**WORK INSTRUCTIONS**.
Pictures aside, quote the whole listing exactly.
-- Start RECORDS FOR THE EXERCISE --
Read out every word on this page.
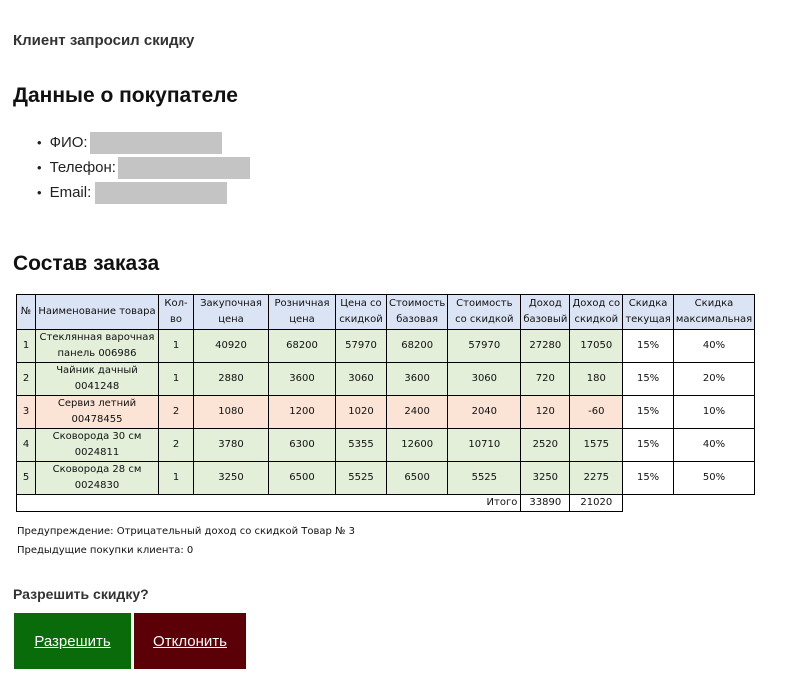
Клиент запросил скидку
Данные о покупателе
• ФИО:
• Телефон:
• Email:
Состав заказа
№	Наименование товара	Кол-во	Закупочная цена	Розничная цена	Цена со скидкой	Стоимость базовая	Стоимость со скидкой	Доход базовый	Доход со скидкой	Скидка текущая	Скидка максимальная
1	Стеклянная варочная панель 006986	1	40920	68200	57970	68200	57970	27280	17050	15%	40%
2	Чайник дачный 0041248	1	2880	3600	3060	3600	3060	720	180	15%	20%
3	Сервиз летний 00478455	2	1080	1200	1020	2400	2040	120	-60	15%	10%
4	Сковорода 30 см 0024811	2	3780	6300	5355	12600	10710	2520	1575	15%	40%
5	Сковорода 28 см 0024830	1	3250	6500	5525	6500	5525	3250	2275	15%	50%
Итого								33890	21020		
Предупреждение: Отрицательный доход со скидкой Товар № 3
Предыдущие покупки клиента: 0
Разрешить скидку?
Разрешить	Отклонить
-- End RECORDS FOR THE EXERCISE --
**FINISHED ANSWER**.
Read out every word on this page.
Клиент запросил скидку
Данные о покупателе
• ФИО:
• Телефон:
• Email:
Состав заказа
№	Наименование товара	Кол-во	Закупочная цена	Розничная цена	Цена со скидкой	Стоимость базовая	Стоимость со скидкой	Доход базовый	Доход со скидкой	Скидка текущая	Скидка максимальная
1	Стеклянная варочная панель 006986	1	40920	68200	57970	68200	57970	27280	17050	15%	40%
2	Чайник дачный 0041248	1	2880	3600	3060	3600	3060	720	180	15%	20%
3	Сервиз летний 00478455	2	1080	1200	1020	2400	2040	120	-60	15%	10%
4	Сковорода 30 см 0024811	2	3780	6300	5355	12600	10710	2520	1575	15%	40%
5	Сковорода 28 см 0024830	1	3250	6500	5525	6500	5525	3250	2275	15%	50%
Итого								33890	21020		
Предупреждение: Отрицательный доход со скидкой Товар № 3
Предыдущие покупки клиента: 0
Разрешить скидку?
Разрешить	Отклонить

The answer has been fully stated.